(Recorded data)
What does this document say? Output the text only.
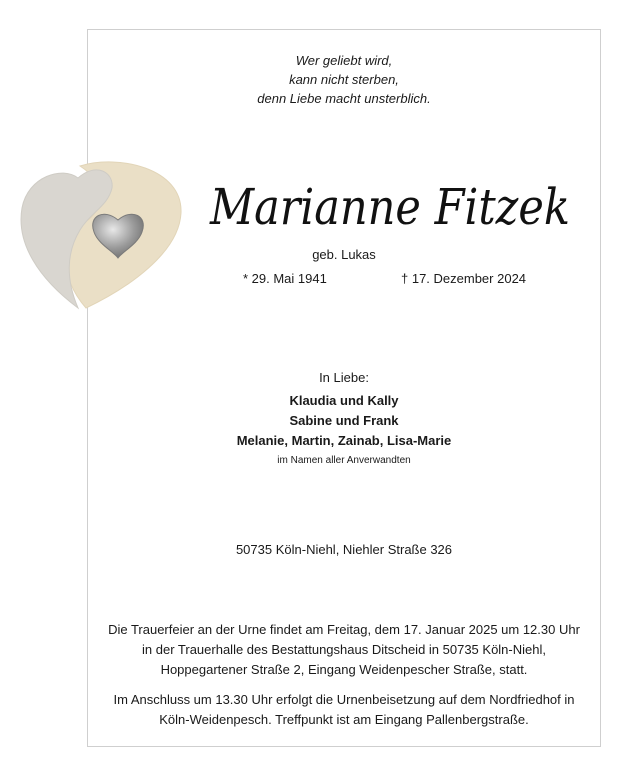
Wer geliebt wird,
kann nicht sterben,
denn Liebe macht unsterblich.
Marianne Fitzek
geb. Lukas
* 29. Mai 1941	† 17. Dezember 2024
In Liebe:
Klaudia und Kally
Sabine und Frank
Melanie, Martin, Zainab, Lisa-Marie
im Namen aller Anverwandten
50735 Köln-Niehl, Niehler Straße 326
Die Trauerfeier an der Urne findet am Freitag, dem 17. Januar 2025 um 12.30 Uhr
in der Trauerhalle des Bestattungshaus Ditscheid in 50735 Köln-Niehl,
Hoppegartener Straße 2, Eingang Weidenpescher Straße, statt.
Im Anschluss um 13.30 Uhr erfolgt die Urnenbeisetzung auf dem Nordfriedhof in
Köln-Weidenpesch. Treffpunkt ist am Eingang Pallenbergstraße.
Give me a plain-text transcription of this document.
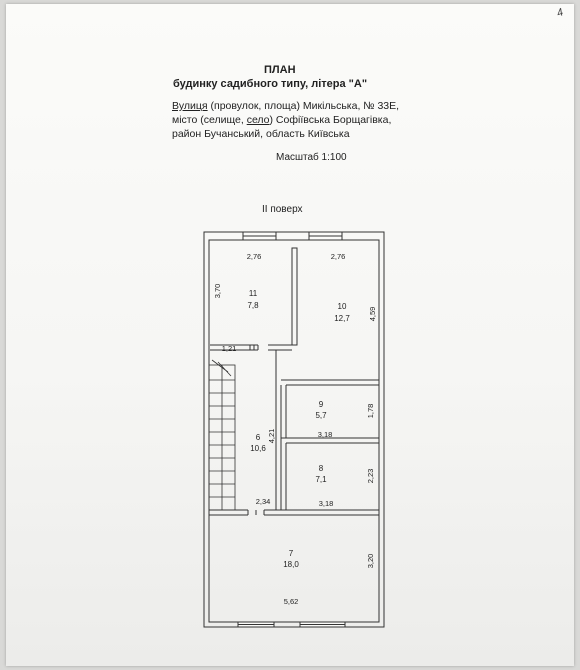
4
ПЛАН
будинку садибного типу, літера "А"
Вулиця (провулок, площа) Микільська, № 33Е,
місто (селище, село) Софіївська Борщагівка,
район Бучанський, область Київська
Масштаб 1:100
II поверх
11
7,8	10
12,7
9
5,7
6
10,6
8
7,1
7
18,0
2,76	2,76
3,70
4,59
1,21
1,78
3,18
4,21
2,23
2,34	3,18
3,20
5,62
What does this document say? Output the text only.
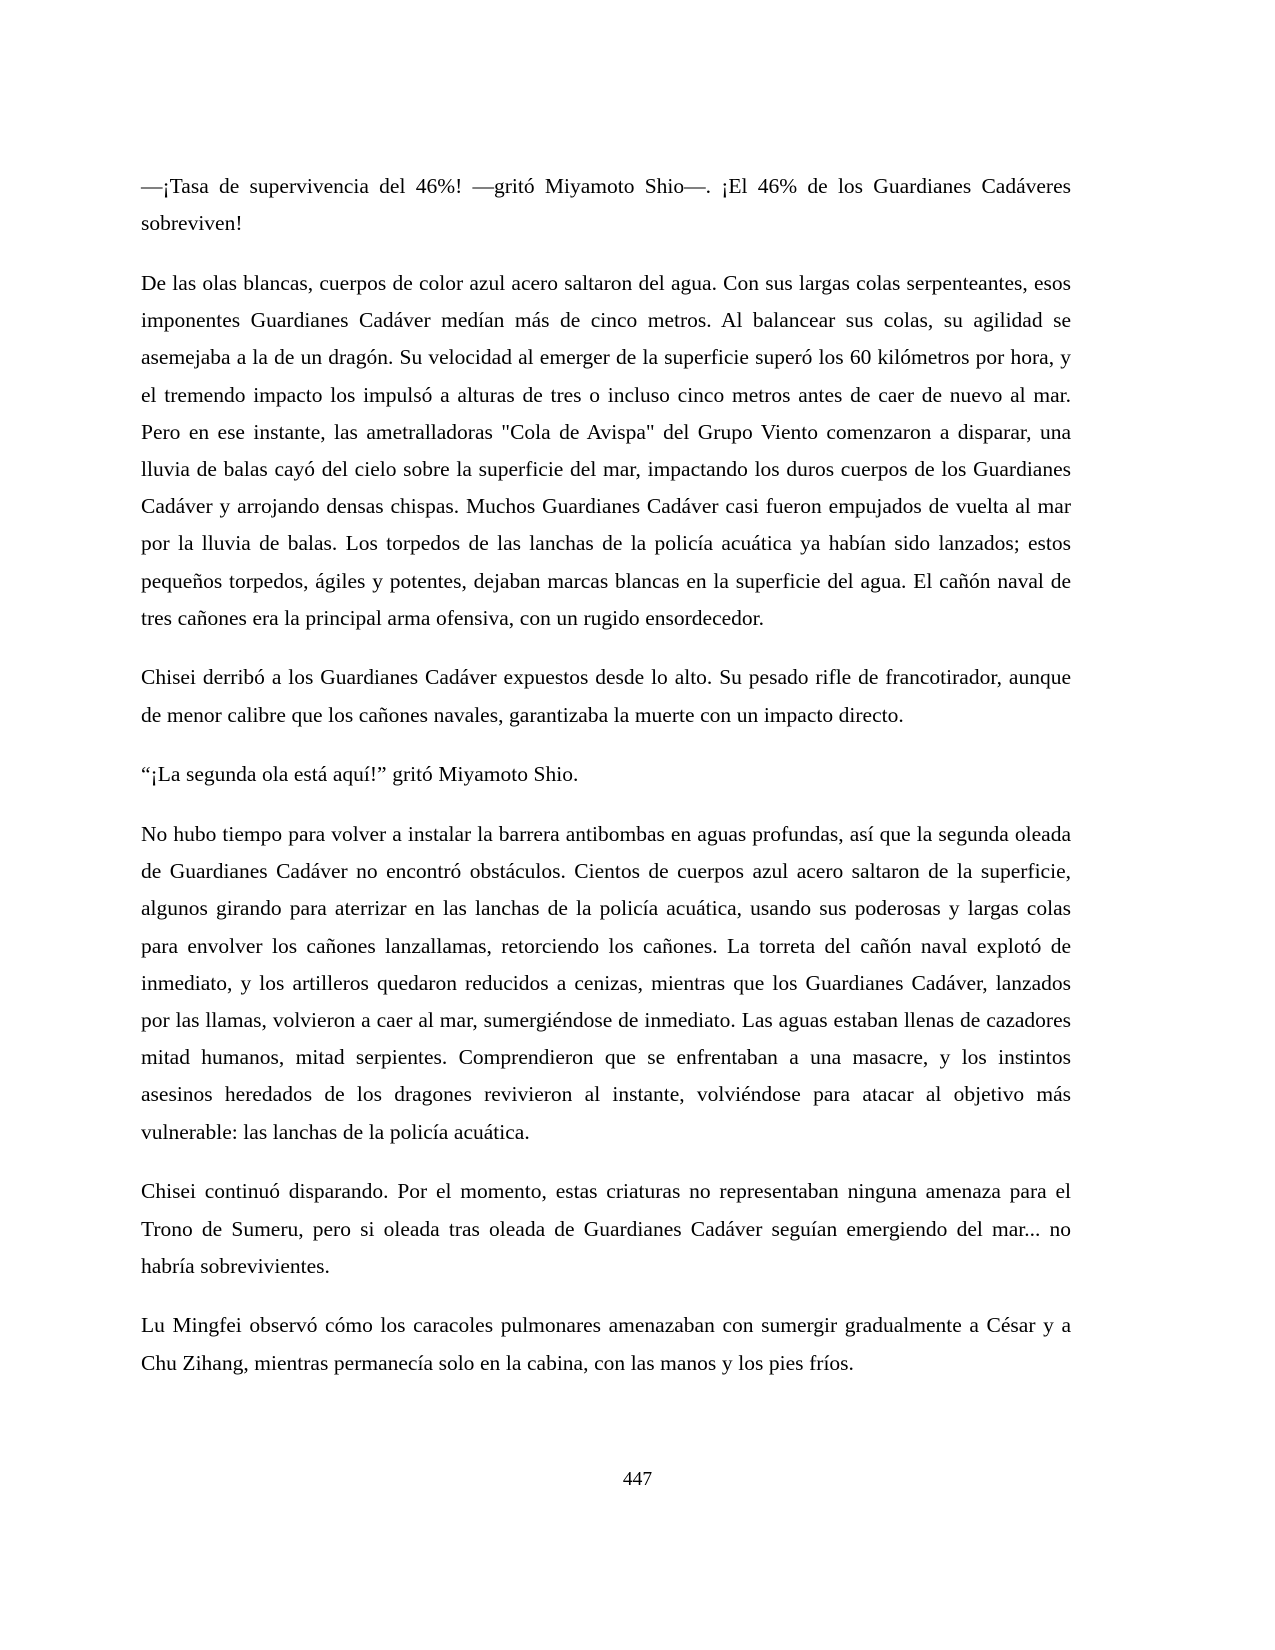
—¡Tasa de supervivencia del 46%! —gritó Miyamoto Shio—. ¡El 46% de los Guardianes Cadáveres sobreviven!

De las olas blancas, cuerpos de color azul acero saltaron del agua. Con sus largas colas serpenteantes, esos imponentes Guardianes Cadáver medían más de cinco metros. Al balancear sus colas, su agilidad se asemejaba a la de un dragón. Su velocidad al emerger de la superficie superó los 60 kilómetros por hora, y el tremendo impacto los impulsó a alturas de tres o incluso cinco metros antes de caer de nuevo al mar. Pero en ese instante, las ametralladoras "Cola de Avispa" del Grupo Viento comenzaron a disparar, una lluvia de balas cayó del cielo sobre la superficie del mar, impactando los duros cuerpos de los Guardianes Cadáver y arrojando densas chispas. Muchos Guardianes Cadáver casi fueron empujados de vuelta al mar por la lluvia de balas. Los torpedos de las lanchas de la policía acuática ya habían sido lanzados; estos pequeños torpedos, ágiles y potentes, dejaban marcas blancas en la superficie del agua. El cañón naval de tres cañones era la principal arma ofensiva, con un rugido ensordecedor.

Chisei derribó a los Guardianes Cadáver expuestos desde lo alto. Su pesado rifle de francotirador, aunque de menor calibre que los cañones navales, garantizaba la muerte con un impacto directo.

“¡La segunda ola está aquí!” gritó Miyamoto Shio.

No hubo tiempo para volver a instalar la barrera antibombas en aguas profundas, así que la segunda oleada de Guardianes Cadáver no encontró obstáculos. Cientos de cuerpos azul acero saltaron de la superficie, algunos girando para aterrizar en las lanchas de la policía acuática, usando sus poderosas y largas colas para envolver los cañones lanzallamas, retorciendo los cañones. La torreta del cañón naval explotó de inmediato, y los artilleros quedaron reducidos a cenizas, mientras que los Guardianes Cadáver, lanzados por las llamas, volvieron a caer al mar, sumergiéndose de inmediato. Las aguas estaban llenas de cazadores mitad humanos, mitad serpientes. Comprendieron que se enfrentaban a una masacre, y los instintos asesinos heredados de los dragones revivieron al instante, volviéndose para atacar al objetivo más vulnerable: las lanchas de la policía acuática.

Chisei continuó disparando. Por el momento, estas criaturas no representaban ninguna amenaza para el Trono de Sumeru, pero si oleada tras oleada de Guardianes Cadáver seguían emergiendo del mar... no habría sobrevivientes.

Lu Mingfei observó cómo los caracoles pulmonares amenazaban con sumergir gradualmente a César y a Chu Zihang, mientras permanecía solo en la cabina, con las manos y los pies fríos.

447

» Do this: Reproduce the material word for word, minus the images.

» Response for this exercise:
What does this document say? Output the text only.
Wer geliebt wird,
kann nicht sterben,
denn Liebe macht unsterblich.
Marianne Fitzek
geb. Lukas
* 29. Mai 1941	† 17. Dezember 2024
In Liebe:
Klaudia und Kally
Sabine und Frank
Melanie, Martin, Zainab, Lisa-Marie
im Namen aller Anverwandten
50735 Köln-Niehl, Niehler Straße 326
Die Trauerfeier an der Urne findet am Freitag, dem 17. Januar 2025 um 12.30 Uhr
in der Trauerhalle des Bestattungshaus Ditscheid in 50735 Köln-Niehl,
Hoppegartener Straße 2, Eingang Weidenpescher Straße, statt.
Im Anschluss um 13.30 Uhr erfolgt die Urnenbeisetzung auf dem Nordfriedhof in
Köln-Weidenpesch. Treffpunkt ist am Eingang Pallenbergstraße.
Give me a plain-text transcription of this document.
4
ПЛАН
будинку садибного типу, літера "А"
Вулиця (провулок, площа) Микільська, № 33Е,
місто (селище, село) Софіївська Борщагівка,
район Бучанський, область Київська
Масштаб 1:100
II поверх
11
7,8	10
12,7
9
5,7
6
10,6
8
7,1
7
18,0
2,76	2,76
3,70
4,59
1,21
1,78
3,18
4,21
2,23
2,34	3,18
3,20
5,62
What does this document say? Output the text only.
—¡Tasa de supervivencia del 46%! —gritó Miyamoto Shio—. ¡El 46% de los Guardianes Cadáveres sobreviven!

De las olas blancas, cuerpos de color azul acero saltaron del agua. Con sus largas colas serpenteantes, esos imponentes Guardianes Cadáver medían más de cinco metros. Al balancear sus colas, su agilidad se asemejaba a la de un dragón. Su velocidad al emerger de la superficie superó los 60 kilómetros por hora, y el tremendo impacto los impulsó a alturas de tres o incluso cinco metros antes de caer de nuevo al mar. Pero en ese instante, las ametralladoras "Cola de Avispa" del Grupo Viento comenzaron a disparar, una lluvia de balas cayó del cielo sobre la superficie del mar, impactando los duros cuerpos de los Guardianes Cadáver y arrojando densas chispas. Muchos Guardianes Cadáver casi fueron empujados de vuelta al mar por la lluvia de balas. Los torpedos de las lanchas de la policía acuática ya habían sido lanzados; estos pequeños torpedos, ágiles y potentes, dejaban marcas blancas en la superficie del agua. El cañón naval de tres cañones era la principal arma ofensiva, con un rugido ensordecedor.

Chisei derribó a los Guardianes Cadáver expuestos desde lo alto. Su pesado rifle de francotirador, aunque de menor calibre que los cañones navales, garantizaba la muerte con un impacto directo.

“¡La segunda ola está aquí!” gritó Miyamoto Shio.

No hubo tiempo para volver a instalar la barrera antibombas en aguas profundas, así que la segunda oleada de Guardianes Cadáver no encontró obstáculos. Cientos de cuerpos azul acero saltaron de la superficie, algunos girando para aterrizar en las lanchas de la policía acuática, usando sus poderosas y largas colas para envolver los cañones lanzallamas, retorciendo los cañones. La torreta del cañón naval explotó de inmediato, y los artilleros quedaron reducidos a cenizas, mientras que los Guardianes Cadáver, lanzados por las llamas, volvieron a caer al mar, sumergiéndose de inmediato. Las aguas estaban llenas de cazadores mitad humanos, mitad serpientes. Comprendieron que se enfrentaban a una masacre, y los instintos asesinos heredados de los dragones revivieron al instante, volviéndose para atacar al objetivo más vulnerable: las lanchas de la policía acuática.

Chisei continuó disparando. Por el momento, estas criaturas no representaban ninguna amenaza para el Trono de Sumeru, pero si oleada tras oleada de Guardianes Cadáver seguían emergiendo del mar... no habría sobrevivientes.

Lu Mingfei observó cómo los caracoles pulmonares amenazaban con sumergir gradualmente a César y a Chu Zihang, mientras permanecía solo en la cabina, con las manos y los pies fríos.

447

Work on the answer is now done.